## Task goal
Give the number of lines in the listing below that include the word "text", with nothing more.

━━━━

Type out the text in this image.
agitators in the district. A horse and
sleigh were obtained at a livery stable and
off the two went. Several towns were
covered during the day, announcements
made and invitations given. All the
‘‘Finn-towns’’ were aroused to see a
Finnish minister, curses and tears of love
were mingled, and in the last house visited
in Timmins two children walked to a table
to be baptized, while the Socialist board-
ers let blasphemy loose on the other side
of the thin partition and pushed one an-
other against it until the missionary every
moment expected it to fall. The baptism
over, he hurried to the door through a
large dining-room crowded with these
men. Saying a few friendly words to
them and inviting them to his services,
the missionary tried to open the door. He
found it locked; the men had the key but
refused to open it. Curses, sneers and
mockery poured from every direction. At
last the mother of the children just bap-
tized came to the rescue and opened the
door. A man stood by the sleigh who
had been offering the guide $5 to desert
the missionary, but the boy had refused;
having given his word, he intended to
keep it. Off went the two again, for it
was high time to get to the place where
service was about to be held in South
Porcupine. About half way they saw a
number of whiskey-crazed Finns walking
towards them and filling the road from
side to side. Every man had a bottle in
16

━━━━

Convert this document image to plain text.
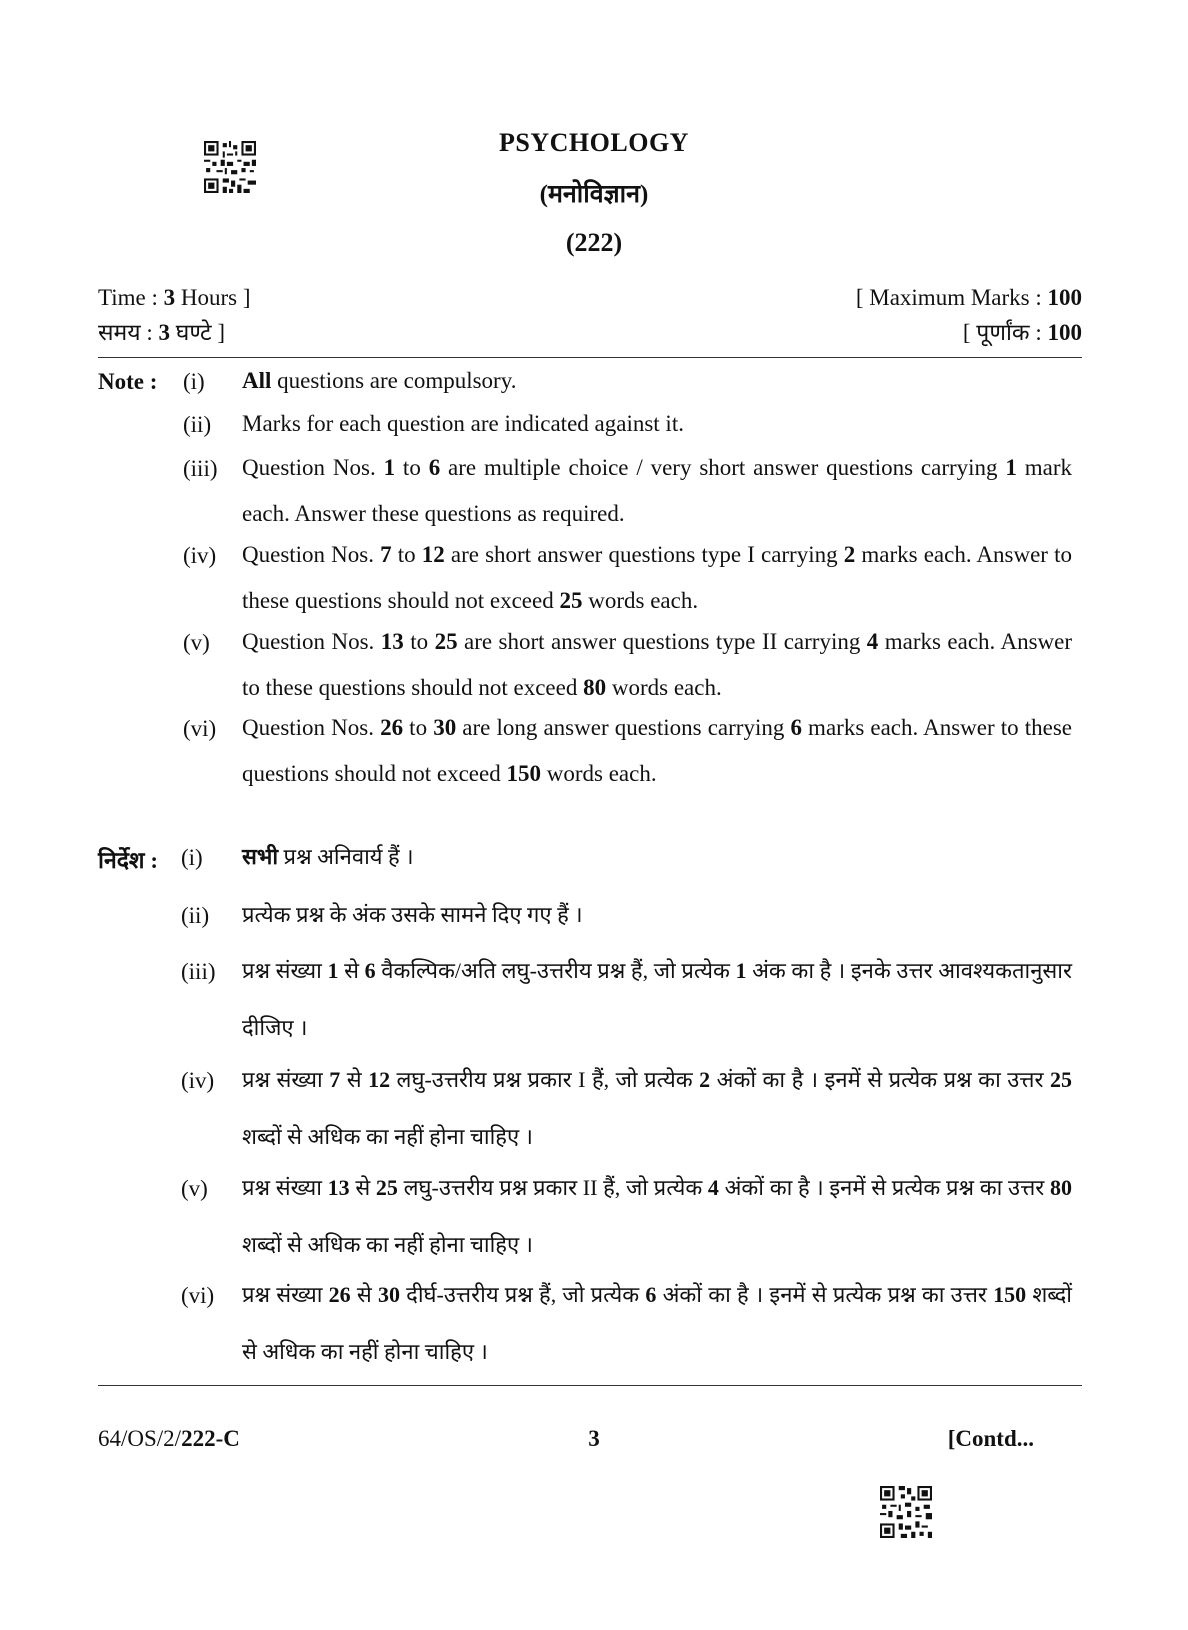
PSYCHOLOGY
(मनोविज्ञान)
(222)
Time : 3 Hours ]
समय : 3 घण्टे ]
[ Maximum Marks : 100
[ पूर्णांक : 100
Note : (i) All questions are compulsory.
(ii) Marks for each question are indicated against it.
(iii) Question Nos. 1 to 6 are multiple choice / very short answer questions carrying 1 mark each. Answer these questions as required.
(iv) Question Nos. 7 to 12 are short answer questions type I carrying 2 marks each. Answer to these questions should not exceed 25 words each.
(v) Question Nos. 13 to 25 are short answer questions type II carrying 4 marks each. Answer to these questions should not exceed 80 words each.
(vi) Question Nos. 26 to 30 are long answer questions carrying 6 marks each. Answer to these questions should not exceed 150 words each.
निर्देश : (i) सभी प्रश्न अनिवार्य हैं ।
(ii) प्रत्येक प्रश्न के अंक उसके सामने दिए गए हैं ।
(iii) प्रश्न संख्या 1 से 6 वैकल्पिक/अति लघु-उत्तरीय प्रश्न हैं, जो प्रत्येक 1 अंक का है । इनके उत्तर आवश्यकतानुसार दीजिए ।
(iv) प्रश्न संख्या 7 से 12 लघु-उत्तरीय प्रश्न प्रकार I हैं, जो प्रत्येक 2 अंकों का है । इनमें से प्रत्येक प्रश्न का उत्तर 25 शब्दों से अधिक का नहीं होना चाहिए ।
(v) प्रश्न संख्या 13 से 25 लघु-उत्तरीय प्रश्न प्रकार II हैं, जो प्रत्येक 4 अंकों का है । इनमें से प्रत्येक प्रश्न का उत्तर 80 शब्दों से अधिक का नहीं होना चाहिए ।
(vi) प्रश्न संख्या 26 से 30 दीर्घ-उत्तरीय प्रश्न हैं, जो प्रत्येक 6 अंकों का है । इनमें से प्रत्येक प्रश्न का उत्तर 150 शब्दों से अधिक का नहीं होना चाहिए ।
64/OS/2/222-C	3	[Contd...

━━━━

## Task answer
2